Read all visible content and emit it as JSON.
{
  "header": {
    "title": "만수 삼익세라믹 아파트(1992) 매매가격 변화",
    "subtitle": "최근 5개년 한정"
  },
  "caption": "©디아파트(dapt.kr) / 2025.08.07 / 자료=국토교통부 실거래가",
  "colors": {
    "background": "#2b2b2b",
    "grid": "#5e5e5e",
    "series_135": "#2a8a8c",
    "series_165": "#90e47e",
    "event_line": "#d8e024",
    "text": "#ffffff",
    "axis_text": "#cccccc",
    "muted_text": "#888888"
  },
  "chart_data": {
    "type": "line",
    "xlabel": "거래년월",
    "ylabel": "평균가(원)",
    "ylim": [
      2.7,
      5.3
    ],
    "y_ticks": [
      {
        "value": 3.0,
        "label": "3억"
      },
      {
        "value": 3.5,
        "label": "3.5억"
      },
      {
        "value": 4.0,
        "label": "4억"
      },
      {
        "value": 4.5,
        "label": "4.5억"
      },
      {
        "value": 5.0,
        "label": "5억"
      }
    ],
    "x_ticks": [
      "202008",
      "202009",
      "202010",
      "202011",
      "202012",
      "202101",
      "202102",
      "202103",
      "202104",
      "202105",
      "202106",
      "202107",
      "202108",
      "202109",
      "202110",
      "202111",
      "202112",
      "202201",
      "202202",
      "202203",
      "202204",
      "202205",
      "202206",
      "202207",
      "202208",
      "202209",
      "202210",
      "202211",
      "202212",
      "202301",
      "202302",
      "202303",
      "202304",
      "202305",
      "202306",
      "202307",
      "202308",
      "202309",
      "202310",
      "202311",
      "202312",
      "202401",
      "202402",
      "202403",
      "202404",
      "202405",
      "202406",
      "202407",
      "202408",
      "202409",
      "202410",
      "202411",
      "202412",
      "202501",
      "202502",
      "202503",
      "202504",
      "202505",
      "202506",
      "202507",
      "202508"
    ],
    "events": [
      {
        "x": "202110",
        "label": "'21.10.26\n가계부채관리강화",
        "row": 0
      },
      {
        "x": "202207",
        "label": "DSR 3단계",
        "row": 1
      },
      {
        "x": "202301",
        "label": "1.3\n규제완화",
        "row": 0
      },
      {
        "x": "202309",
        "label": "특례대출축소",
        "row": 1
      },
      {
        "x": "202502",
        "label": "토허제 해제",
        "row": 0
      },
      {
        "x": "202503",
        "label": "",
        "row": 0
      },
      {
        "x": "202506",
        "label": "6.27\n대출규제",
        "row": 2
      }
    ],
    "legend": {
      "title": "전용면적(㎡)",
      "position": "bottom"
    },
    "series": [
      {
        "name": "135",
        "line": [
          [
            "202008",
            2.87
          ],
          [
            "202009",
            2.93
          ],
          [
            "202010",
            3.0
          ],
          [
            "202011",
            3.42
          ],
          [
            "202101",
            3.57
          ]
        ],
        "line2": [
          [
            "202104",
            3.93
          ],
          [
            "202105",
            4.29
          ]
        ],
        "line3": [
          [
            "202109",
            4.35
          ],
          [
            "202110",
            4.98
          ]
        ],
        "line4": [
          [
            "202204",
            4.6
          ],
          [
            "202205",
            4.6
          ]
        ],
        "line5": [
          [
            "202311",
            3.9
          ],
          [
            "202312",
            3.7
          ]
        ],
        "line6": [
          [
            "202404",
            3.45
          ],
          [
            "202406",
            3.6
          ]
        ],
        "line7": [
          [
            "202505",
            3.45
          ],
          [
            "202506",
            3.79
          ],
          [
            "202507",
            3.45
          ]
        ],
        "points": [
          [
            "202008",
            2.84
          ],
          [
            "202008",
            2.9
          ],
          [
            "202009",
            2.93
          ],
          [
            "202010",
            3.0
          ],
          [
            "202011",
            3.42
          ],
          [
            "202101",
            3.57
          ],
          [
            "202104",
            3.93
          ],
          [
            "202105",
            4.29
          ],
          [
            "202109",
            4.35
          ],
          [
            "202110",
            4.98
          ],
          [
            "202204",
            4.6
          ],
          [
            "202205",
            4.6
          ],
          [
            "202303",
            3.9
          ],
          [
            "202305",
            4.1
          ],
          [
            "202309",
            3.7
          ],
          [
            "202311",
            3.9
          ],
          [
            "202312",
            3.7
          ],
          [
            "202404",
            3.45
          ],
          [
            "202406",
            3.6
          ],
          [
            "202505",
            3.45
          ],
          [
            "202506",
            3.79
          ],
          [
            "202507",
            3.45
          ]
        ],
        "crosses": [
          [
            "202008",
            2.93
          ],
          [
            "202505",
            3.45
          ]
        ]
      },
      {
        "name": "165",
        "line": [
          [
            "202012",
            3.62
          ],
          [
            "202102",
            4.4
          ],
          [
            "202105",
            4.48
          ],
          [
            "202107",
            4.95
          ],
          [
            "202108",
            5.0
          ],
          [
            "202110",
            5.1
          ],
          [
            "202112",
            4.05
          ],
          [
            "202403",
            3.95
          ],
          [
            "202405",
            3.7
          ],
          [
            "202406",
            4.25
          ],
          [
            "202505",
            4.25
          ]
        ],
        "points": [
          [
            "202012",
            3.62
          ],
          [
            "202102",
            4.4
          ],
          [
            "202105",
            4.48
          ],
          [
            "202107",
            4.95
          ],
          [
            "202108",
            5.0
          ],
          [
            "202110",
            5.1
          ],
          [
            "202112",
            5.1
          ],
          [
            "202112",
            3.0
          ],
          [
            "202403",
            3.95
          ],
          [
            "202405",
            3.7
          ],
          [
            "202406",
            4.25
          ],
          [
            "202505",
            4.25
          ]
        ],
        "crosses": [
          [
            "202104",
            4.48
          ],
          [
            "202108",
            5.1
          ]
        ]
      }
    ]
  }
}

===

Return the lines above exactly, keeping every word.

Read all visible content and emit it as JSON.
{
  "header": {
    "title": "만수 삼익세라믹 아파트(1992) 매매가격 변화",
    "subtitle": "최근 5개년 한정"
  },
  "caption": "©디아파트(dapt.kr) / 2025.08.07 / 자료=국토교통부 실거래가",
  "colors": {
    "background": "#2b2b2b",
    "grid": "#5e5e5e",
    "series_135": "#2a8a8c",
    "series_165": "#90e47e",
    "event_line": "#d8e024",
    "text": "#ffffff",
    "axis_text": "#cccccc",
    "muted_text": "#888888"
  },
  "chart_data": {
    "type": "line",
    "xlabel": "거래년월",
    "ylabel": "평균가(원)",
    "ylim": [
      2.7,
      5.3
    ],
    "y_ticks": [
      {
        "value": 3.0,
        "label": "3억"
      },
      {
        "value": 3.5,
        "label": "3.5억"
      },
      {
        "value": 4.0,
        "label": "4억"
      },
      {
        "value": 4.5,
        "label": "4.5억"
      },
      {
        "value": 5.0,
        "label": "5억"
      }
    ],
    "x_ticks": [
      "202008",
      "202009",
      "202010",
      "202011",
      "202012",
      "202101",
      "202102",
      "202103",
      "202104",
      "202105",
      "202106",
      "202107",
      "202108",
      "202109",
      "202110",
      "202111",
      "202112",
      "202201",
      "202202",
      "202203",
      "202204",
      "202205",
      "202206",
      "202207",
      "202208",
      "202209",
      "202210",
      "202211",
      "202212",
      "202301",
      "202302",
      "202303",
      "202304",
      "202305",
      "202306",
      "202307",
      "202308",
      "202309",
      "202310",
      "202311",
      "202312",
      "202401",
      "202402",
      "202403",
      "202404",
      "202405",
      "202406",
      "202407",
      "202408",
      "202409",
      "202410",
      "202411",
      "202412",
      "202501",
      "202502",
      "202503",
      "202504",
      "202505",
      "202506",
      "202507",
      "202508"
    ],
    "events": [
      {
        "x": "202110",
        "label": "'21.10.26\n가계부채관리강화",
        "row": 0
      },
      {
        "x": "202207",
        "label": "DSR 3단계",
        "row": 1
      },
      {
        "x": "202301",
        "label": "1.3\n규제완화",
        "row": 0
      },
      {
        "x": "202309",
        "label": "특례대출축소",
        "row": 1
      },
      {
        "x": "202502",
        "label": "토허제 해제",
        "row": 0
      },
      {
        "x": "202503",
        "label": "",
        "row": 0
      },
      {
        "x": "202506",
        "label": "6.27\n대출규제",
        "row": 2
      }
    ],
    "legend": {
      "title": "전용면적(㎡)",
      "position": "bottom"
    },
    "series": [
      {
        "name": "135",
        "line": [
          [
            "202008",
            2.87
          ],
          [
            "202009",
            2.93
          ],
          [
            "202010",
            3.0
          ],
          [
            "202011",
            3.42
          ],
          [
            "202101",
            3.57
          ]
        ],
        "line2": [
          [
            "202104",
            3.93
          ],
          [
            "202105",
            4.29
          ]
        ],
        "line3": [
          [
            "202109",
            4.35
          ],
          [
            "202110",
            4.98
          ]
        ],
        "line4": [
          [
            "202204",
            4.6
          ],
          [
            "202205",
            4.6
          ]
        ],
        "line5": [
          [
            "202311",
            3.9
          ],
          [
            "202312",
            3.7
          ]
        ],
        "line6": [
          [
            "202404",
            3.45
          ],
          [
            "202406",
            3.6
          ]
        ],
        "line7": [
          [
            "202505",
            3.45
          ],
          [
            "202506",
            3.79
          ],
          [
            "202507",
            3.45
          ]
        ],
        "points": [
          [
            "202008",
            2.84
          ],
          [
            "202008",
            2.9
          ],
          [
            "202009",
            2.93
          ],
          [
            "202010",
            3.0
          ],
          [
            "202011",
            3.42
          ],
          [
            "202101",
            3.57
          ],
          [
            "202104",
            3.93
          ],
          [
            "202105",
            4.29
          ],
          [
            "202109",
            4.35
          ],
          [
            "202110",
            4.98
          ],
          [
            "202204",
            4.6
          ],
          [
            "202205",
            4.6
          ],
          [
            "202303",
            3.9
          ],
          [
            "202305",
            4.1
          ],
          [
            "202309",
            3.7
          ],
          [
            "202311",
            3.9
          ],
          [
            "202312",
            3.7
          ],
          [
            "202404",
            3.45
          ],
          [
            "202406",
            3.6
          ],
          [
            "202505",
            3.45
          ],
          [
            "202506",
            3.79
          ],
          [
            "202507",
            3.45
          ]
        ],
        "crosses": [
          [
            "202008",
            2.93
          ],
          [
            "202505",
            3.45
          ]
        ]
      },
      {
        "name": "165",
        "line": [
          [
            "202012",
            3.62
          ],
          [
            "202102",
            4.4
          ],
          [
            "202105",
            4.48
          ],
          [
            "202107",
            4.95
          ],
          [
            "202108",
            5.0
          ],
          [
            "202110",
            5.1
          ],
          [
            "202112",
            4.05
          ],
          [
            "202403",
            3.95
          ],
          [
            "202405",
            3.7
          ],
          [
            "202406",
            4.25
          ],
          [
            "202505",
            4.25
          ]
        ],
        "points": [
          [
            "202012",
            3.62
          ],
          [
            "202102",
            4.4
          ],
          [
            "202105",
            4.48
          ],
          [
            "202107",
            4.95
          ],
          [
            "202108",
            5.0
          ],
          [
            "202110",
            5.1
          ],
          [
            "202112",
            5.1
          ],
          [
            "202112",
            3.0
          ],
          [
            "202403",
            3.95
          ],
          [
            "202405",
            3.7
          ],
          [
            "202406",
            4.25
          ],
          [
            "202505",
            4.25
          ]
        ],
        "crosses": [
          [
            "202104",
            4.48
          ],
          [
            "202108",
            5.1
          ]
        ]
      }
    ]
  }
}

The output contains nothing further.